-- Start of MATERIAL SHOWN --

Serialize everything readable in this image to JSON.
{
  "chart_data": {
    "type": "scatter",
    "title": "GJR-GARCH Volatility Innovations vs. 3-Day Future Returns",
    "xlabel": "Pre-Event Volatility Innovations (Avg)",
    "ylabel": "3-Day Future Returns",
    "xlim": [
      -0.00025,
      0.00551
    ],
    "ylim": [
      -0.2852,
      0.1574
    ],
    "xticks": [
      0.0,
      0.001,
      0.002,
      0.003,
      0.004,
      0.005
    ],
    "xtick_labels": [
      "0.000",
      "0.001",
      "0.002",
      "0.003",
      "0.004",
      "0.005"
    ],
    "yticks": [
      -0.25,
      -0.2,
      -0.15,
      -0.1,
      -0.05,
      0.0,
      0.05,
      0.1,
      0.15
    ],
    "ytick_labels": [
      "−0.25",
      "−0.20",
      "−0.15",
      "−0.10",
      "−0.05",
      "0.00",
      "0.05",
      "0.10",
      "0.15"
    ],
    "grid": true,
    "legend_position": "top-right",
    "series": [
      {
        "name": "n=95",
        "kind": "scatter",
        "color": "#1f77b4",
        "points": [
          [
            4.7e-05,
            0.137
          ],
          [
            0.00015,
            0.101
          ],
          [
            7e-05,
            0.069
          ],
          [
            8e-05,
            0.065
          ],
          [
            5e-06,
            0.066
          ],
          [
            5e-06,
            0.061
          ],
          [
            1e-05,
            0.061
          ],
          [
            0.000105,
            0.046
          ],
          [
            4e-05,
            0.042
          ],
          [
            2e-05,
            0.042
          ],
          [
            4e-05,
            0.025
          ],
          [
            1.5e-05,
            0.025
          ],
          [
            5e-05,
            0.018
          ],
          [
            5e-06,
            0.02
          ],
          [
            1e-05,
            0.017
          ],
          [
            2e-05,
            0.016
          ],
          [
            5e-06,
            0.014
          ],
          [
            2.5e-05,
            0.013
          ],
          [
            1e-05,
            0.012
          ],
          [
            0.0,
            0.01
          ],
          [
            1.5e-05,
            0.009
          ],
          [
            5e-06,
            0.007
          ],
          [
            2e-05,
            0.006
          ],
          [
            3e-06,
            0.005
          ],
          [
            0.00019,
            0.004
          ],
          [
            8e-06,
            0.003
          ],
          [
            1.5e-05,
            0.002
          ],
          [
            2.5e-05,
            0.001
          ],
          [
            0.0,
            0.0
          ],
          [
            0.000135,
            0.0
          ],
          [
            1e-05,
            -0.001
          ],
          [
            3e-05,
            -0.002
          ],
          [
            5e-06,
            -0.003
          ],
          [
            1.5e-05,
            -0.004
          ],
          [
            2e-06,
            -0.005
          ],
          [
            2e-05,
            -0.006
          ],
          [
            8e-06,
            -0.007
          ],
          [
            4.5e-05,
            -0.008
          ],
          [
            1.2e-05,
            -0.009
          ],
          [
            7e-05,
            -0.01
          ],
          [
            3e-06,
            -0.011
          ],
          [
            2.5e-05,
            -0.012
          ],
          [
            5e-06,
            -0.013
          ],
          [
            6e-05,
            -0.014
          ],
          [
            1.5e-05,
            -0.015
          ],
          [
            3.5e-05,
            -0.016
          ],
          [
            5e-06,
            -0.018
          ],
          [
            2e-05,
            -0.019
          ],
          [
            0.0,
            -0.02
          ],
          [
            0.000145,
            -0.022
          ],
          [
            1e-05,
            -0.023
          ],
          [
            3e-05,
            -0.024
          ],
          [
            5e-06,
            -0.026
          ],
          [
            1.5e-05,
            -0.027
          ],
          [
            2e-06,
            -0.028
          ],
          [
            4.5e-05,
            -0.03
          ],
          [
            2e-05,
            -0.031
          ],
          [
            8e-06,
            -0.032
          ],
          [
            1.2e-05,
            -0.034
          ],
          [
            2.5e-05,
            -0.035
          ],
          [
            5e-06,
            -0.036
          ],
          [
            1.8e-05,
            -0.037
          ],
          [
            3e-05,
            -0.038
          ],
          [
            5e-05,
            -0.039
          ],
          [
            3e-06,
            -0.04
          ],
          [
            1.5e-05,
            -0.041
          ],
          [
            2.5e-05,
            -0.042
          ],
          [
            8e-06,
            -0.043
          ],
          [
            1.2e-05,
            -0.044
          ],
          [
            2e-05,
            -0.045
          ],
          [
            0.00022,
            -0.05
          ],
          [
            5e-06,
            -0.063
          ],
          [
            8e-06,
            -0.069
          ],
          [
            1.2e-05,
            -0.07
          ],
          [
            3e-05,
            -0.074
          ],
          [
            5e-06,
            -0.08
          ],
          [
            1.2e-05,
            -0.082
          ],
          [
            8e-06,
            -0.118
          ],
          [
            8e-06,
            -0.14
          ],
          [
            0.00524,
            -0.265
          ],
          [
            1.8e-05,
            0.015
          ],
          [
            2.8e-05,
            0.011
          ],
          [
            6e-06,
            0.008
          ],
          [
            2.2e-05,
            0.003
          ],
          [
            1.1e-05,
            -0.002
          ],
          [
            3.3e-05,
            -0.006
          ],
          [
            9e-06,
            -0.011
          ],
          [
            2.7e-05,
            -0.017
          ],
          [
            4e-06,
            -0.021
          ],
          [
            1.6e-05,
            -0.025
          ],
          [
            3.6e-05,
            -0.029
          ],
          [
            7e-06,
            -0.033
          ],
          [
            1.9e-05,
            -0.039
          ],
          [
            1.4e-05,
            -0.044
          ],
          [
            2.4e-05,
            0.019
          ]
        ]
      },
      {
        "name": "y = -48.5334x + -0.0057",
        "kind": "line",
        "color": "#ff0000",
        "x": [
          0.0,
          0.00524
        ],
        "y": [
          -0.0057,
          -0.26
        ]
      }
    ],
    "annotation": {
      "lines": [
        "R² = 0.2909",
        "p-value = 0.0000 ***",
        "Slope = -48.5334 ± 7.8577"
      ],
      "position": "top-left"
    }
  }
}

-- End of MATERIAL SHOWN --

• WHAT IS REQUIRED: Print every entry exactly as it appears.

• THE REPLY:
Serialize everything readable in this image to JSON.
{
  "chart_data": {
    "type": "scatter",
    "title": "GJR-GARCH Volatility Innovations vs. 3-Day Future Returns",
    "xlabel": "Pre-Event Volatility Innovations (Avg)",
    "ylabel": "3-Day Future Returns",
    "xlim": [
      -0.00025,
      0.00551
    ],
    "ylim": [
      -0.2852,
      0.1574
    ],
    "xticks": [
      0.0,
      0.001,
      0.002,
      0.003,
      0.004,
      0.005
    ],
    "xtick_labels": [
      "0.000",
      "0.001",
      "0.002",
      "0.003",
      "0.004",
      "0.005"
    ],
    "yticks": [
      -0.25,
      -0.2,
      -0.15,
      -0.1,
      -0.05,
      0.0,
      0.05,
      0.1,
      0.15
    ],
    "ytick_labels": [
      "−0.25",
      "−0.20",
      "−0.15",
      "−0.10",
      "−0.05",
      "0.00",
      "0.05",
      "0.10",
      "0.15"
    ],
    "grid": true,
    "legend_position": "top-right",
    "series": [
      {
        "name": "n=95",
        "kind": "scatter",
        "color": "#1f77b4",
        "points": [
          [
            4.7e-05,
            0.137
          ],
          [
            0.00015,
            0.101
          ],
          [
            7e-05,
            0.069
          ],
          [
            8e-05,
            0.065
          ],
          [
            5e-06,
            0.066
          ],
          [
            5e-06,
            0.061
          ],
          [
            1e-05,
            0.061
          ],
          [
            0.000105,
            0.046
          ],
          [
            4e-05,
            0.042
          ],
          [
            2e-05,
            0.042
          ],
          [
            4e-05,
            0.025
          ],
          [
            1.5e-05,
            0.025
          ],
          [
            5e-05,
            0.018
          ],
          [
            5e-06,
            0.02
          ],
          [
            1e-05,
            0.017
          ],
          [
            2e-05,
            0.016
          ],
          [
            5e-06,
            0.014
          ],
          [
            2.5e-05,
            0.013
          ],
          [
            1e-05,
            0.012
          ],
          [
            0.0,
            0.01
          ],
          [
            1.5e-05,
            0.009
          ],
          [
            5e-06,
            0.007
          ],
          [
            2e-05,
            0.006
          ],
          [
            3e-06,
            0.005
          ],
          [
            0.00019,
            0.004
          ],
          [
            8e-06,
            0.003
          ],
          [
            1.5e-05,
            0.002
          ],
          [
            2.5e-05,
            0.001
          ],
          [
            0.0,
            0.0
          ],
          [
            0.000135,
            0.0
          ],
          [
            1e-05,
            -0.001
          ],
          [
            3e-05,
            -0.002
          ],
          [
            5e-06,
            -0.003
          ],
          [
            1.5e-05,
            -0.004
          ],
          [
            2e-06,
            -0.005
          ],
          [
            2e-05,
            -0.006
          ],
          [
            8e-06,
            -0.007
          ],
          [
            4.5e-05,
            -0.008
          ],
          [
            1.2e-05,
            -0.009
          ],
          [
            7e-05,
            -0.01
          ],
          [
            3e-06,
            -0.011
          ],
          [
            2.5e-05,
            -0.012
          ],
          [
            5e-06,
            -0.013
          ],
          [
            6e-05,
            -0.014
          ],
          [
            1.5e-05,
            -0.015
          ],
          [
            3.5e-05,
            -0.016
          ],
          [
            5e-06,
            -0.018
          ],
          [
            2e-05,
            -0.019
          ],
          [
            0.0,
            -0.02
          ],
          [
            0.000145,
            -0.022
          ],
          [
            1e-05,
            -0.023
          ],
          [
            3e-05,
            -0.024
          ],
          [
            5e-06,
            -0.026
          ],
          [
            1.5e-05,
            -0.027
          ],
          [
            2e-06,
            -0.028
          ],
          [
            4.5e-05,
            -0.03
          ],
          [
            2e-05,
            -0.031
          ],
          [
            8e-06,
            -0.032
          ],
          [
            1.2e-05,
            -0.034
          ],
          [
            2.5e-05,
            -0.035
          ],
          [
            5e-06,
            -0.036
          ],
          [
            1.8e-05,
            -0.037
          ],
          [
            3e-05,
            -0.038
          ],
          [
            5e-05,
            -0.039
          ],
          [
            3e-06,
            -0.04
          ],
          [
            1.5e-05,
            -0.041
          ],
          [
            2.5e-05,
            -0.042
          ],
          [
            8e-06,
            -0.043
          ],
          [
            1.2e-05,
            -0.044
          ],
          [
            2e-05,
            -0.045
          ],
          [
            0.00022,
            -0.05
          ],
          [
            5e-06,
            -0.063
          ],
          [
            8e-06,
            -0.069
          ],
          [
            1.2e-05,
            -0.07
          ],
          [
            3e-05,
            -0.074
          ],
          [
            5e-06,
            -0.08
          ],
          [
            1.2e-05,
            -0.082
          ],
          [
            8e-06,
            -0.118
          ],
          [
            8e-06,
            -0.14
          ],
          [
            0.00524,
            -0.265
          ],
          [
            1.8e-05,
            0.015
          ],
          [
            2.8e-05,
            0.011
          ],
          [
            6e-06,
            0.008
          ],
          [
            2.2e-05,
            0.003
          ],
          [
            1.1e-05,
            -0.002
          ],
          [
            3.3e-05,
            -0.006
          ],
          [
            9e-06,
            -0.011
          ],
          [
            2.7e-05,
            -0.017
          ],
          [
            4e-06,
            -0.021
          ],
          [
            1.6e-05,
            -0.025
          ],
          [
            3.6e-05,
            -0.029
          ],
          [
            7e-06,
            -0.033
          ],
          [
            1.9e-05,
            -0.039
          ],
          [
            1.4e-05,
            -0.044
          ],
          [
            2.4e-05,
            0.019
          ]
        ]
      },
      {
        "name": "y = -48.5334x + -0.0057",
        "kind": "line",
        "color": "#ff0000",
        "x": [
          0.0,
          0.00524
        ],
        "y": [
          -0.0057,
          -0.26
        ]
      }
    ],
    "annotation": {
      "lines": [
        "R² = 0.2909",
        "p-value = 0.0000 ***",
        "Slope = -48.5334 ± 7.8577"
      ],
      "position": "top-left"
    }
  }
}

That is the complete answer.